### [Written instruction]
Do these statements agree with the text about Hira Umer? (a) She was paired opposite Faizan Shaikh in Udham Pathak. (b) She played Iqra Aziz's sister in "Burns Road Kay Romeo Juliet". (c) She holds a Master of Business Administration. Answer yes or no for each and quote the deciding words.

--- Begin Document ---

- Born: 26 September 1999 (age 26) lahore, Pakistan
- Education: Master of Business Administration
- Occupation: Actress‚ Model
- Years active: 2020 – present

= Hira Umer =

Pakistani actress and model (born 1996)

Hira Umer is a Pakistani actress and model. She is better known for her roles in ARY Digital's drama serials Mere Humsafar and Jaisay Aapki Marzi. She also played the role of Iqra Aziz's cousin in ARY Digital's drama serial "Burns Road Kay Romeo Juliet". In 2021, she paired opposite Faizan Shaikh for a lead role in Pakistan's first horror-comedy feature film Udham Pathak. She has played supporting role in Geo Entertainment's Aye Musht-E-Khaak. Besides acting, she has appeared in reality shows like The Mazedar Show and Kiya Karega Qazi.

--- End Document ---
--- Begin Data listing ---

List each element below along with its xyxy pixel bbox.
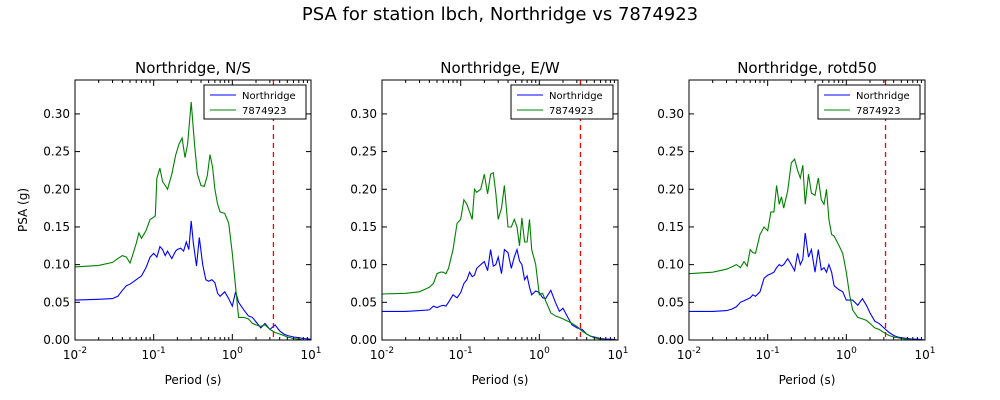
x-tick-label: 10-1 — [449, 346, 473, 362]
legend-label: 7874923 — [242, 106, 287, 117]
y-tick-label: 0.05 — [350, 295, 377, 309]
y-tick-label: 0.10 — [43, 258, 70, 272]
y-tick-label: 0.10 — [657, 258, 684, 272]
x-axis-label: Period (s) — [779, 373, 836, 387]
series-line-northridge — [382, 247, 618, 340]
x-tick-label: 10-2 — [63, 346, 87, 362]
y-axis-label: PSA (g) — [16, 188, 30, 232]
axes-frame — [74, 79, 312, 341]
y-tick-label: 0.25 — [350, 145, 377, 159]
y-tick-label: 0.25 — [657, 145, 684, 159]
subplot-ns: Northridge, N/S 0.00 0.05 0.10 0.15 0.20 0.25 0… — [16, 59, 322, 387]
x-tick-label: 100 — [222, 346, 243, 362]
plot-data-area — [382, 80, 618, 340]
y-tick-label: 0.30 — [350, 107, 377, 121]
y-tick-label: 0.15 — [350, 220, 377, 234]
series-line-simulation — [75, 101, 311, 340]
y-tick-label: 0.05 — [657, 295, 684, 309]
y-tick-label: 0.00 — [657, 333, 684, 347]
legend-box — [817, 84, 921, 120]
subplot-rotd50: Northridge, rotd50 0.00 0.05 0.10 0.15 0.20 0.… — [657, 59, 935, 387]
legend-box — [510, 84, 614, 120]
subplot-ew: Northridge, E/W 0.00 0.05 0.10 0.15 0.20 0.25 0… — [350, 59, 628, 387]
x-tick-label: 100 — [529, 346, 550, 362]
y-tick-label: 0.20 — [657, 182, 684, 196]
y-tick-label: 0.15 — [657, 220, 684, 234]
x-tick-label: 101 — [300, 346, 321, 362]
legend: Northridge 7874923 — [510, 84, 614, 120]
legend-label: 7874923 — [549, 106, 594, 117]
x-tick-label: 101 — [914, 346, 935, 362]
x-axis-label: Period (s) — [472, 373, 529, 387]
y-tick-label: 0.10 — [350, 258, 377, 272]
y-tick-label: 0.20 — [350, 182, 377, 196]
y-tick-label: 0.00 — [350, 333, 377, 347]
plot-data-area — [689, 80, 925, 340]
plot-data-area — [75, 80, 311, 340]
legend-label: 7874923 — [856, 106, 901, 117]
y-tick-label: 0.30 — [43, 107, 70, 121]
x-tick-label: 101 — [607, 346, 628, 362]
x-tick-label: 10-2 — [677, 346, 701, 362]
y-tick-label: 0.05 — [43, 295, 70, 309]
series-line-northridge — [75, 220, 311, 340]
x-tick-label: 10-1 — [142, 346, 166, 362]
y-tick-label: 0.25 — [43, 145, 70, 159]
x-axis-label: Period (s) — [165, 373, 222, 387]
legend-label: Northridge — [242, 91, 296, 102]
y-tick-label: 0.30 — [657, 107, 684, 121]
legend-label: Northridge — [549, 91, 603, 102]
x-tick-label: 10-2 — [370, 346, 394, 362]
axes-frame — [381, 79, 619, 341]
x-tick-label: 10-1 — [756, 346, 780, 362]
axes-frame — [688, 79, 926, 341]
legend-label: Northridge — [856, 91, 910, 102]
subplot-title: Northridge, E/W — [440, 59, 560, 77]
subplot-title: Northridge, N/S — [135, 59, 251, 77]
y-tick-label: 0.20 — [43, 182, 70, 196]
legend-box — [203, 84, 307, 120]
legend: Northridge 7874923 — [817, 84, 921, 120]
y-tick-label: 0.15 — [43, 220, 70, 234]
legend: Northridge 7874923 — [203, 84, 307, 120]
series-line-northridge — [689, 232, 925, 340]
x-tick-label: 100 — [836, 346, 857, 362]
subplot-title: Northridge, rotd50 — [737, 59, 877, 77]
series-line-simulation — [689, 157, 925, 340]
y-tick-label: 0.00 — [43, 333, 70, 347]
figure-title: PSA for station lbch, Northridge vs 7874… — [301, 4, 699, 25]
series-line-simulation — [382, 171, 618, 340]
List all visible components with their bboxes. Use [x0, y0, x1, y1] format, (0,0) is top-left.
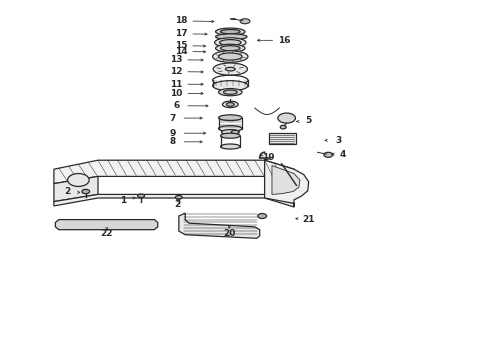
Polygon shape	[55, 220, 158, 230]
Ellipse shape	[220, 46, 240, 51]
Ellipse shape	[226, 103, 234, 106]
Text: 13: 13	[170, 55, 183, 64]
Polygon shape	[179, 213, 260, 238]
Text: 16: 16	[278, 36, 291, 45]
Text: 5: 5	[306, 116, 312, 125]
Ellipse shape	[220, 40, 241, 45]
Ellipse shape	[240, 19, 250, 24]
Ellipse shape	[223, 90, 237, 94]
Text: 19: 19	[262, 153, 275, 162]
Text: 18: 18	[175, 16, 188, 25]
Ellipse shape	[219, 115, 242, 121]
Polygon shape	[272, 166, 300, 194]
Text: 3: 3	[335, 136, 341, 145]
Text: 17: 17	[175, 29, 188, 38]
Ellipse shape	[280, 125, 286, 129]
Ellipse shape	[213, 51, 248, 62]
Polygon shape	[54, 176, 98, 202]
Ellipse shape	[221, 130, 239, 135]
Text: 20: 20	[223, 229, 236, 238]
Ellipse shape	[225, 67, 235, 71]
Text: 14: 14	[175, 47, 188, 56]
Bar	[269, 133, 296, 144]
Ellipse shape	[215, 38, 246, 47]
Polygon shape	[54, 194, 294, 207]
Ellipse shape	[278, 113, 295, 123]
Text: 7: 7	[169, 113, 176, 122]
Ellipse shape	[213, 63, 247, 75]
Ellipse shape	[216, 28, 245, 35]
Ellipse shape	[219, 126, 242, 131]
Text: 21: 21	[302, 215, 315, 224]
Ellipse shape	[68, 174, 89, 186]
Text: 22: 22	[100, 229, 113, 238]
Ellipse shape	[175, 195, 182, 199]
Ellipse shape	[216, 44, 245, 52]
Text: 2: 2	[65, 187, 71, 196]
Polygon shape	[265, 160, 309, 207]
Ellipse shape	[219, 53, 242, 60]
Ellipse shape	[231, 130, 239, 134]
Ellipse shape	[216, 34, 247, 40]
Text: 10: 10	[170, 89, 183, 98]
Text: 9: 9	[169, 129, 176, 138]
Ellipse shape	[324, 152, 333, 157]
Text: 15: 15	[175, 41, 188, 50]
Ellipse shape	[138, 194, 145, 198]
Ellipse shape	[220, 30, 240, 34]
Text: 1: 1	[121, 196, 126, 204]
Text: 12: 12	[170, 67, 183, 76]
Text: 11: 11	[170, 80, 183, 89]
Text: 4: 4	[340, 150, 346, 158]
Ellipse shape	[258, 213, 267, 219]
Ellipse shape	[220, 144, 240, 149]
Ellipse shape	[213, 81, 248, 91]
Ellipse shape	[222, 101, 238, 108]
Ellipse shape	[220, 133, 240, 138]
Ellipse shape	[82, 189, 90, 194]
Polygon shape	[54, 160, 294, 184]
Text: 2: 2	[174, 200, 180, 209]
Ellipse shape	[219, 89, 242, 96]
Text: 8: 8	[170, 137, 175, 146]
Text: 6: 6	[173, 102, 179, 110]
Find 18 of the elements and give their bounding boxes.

--- End Data listing ---

### [Answer for the task]
(a) Yes: "In 2021, she paired opposite Faizan Shaikh for a lead role in Pakistan's first horror-comedy feature film Udham Pathak."
(b) No: "She also played the role of Iqra Aziz's cousin in ARY Digital's drama serial "Burns Road Kay Romeo Juliet"."
(c) Yes: "Education: Master of Business Administration"